■ **Exercise materials**:

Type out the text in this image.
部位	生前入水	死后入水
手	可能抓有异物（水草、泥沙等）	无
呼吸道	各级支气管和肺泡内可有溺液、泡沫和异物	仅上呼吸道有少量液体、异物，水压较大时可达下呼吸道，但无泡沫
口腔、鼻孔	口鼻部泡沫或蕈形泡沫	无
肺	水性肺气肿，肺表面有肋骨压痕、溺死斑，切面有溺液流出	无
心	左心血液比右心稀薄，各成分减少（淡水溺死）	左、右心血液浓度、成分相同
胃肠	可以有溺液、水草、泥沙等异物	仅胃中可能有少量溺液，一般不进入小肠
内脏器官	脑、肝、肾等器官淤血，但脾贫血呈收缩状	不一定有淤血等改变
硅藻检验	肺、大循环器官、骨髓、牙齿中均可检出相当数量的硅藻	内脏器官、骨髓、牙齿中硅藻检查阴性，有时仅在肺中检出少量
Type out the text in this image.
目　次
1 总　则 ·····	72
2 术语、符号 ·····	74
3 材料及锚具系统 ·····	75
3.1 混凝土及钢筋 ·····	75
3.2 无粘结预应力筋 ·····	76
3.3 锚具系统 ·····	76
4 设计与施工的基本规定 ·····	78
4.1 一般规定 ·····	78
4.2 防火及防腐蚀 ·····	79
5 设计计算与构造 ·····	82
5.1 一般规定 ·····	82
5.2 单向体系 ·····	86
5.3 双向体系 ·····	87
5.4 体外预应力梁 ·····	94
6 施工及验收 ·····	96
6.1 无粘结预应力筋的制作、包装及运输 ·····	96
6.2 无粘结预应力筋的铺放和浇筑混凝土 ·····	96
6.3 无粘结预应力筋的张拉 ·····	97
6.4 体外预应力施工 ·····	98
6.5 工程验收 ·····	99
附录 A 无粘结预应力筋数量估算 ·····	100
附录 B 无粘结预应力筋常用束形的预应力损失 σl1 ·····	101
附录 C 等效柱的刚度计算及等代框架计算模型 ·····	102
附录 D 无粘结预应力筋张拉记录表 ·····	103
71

■ **Exercise prompt**: From the entries above, copy each line holding "内脏器官".

■ **Output of the exercise**:
内脏器官	脑、肝、肾等器官淤血，但脾贫血呈收缩状	不一定有淤血等改变
硅藻检验	肺、大循环器官、骨髓、牙齿中均可检出相当数量的硅藻	内脏器官、骨髓、牙齿中硅藻检查阴性，有时仅在肺中检出少量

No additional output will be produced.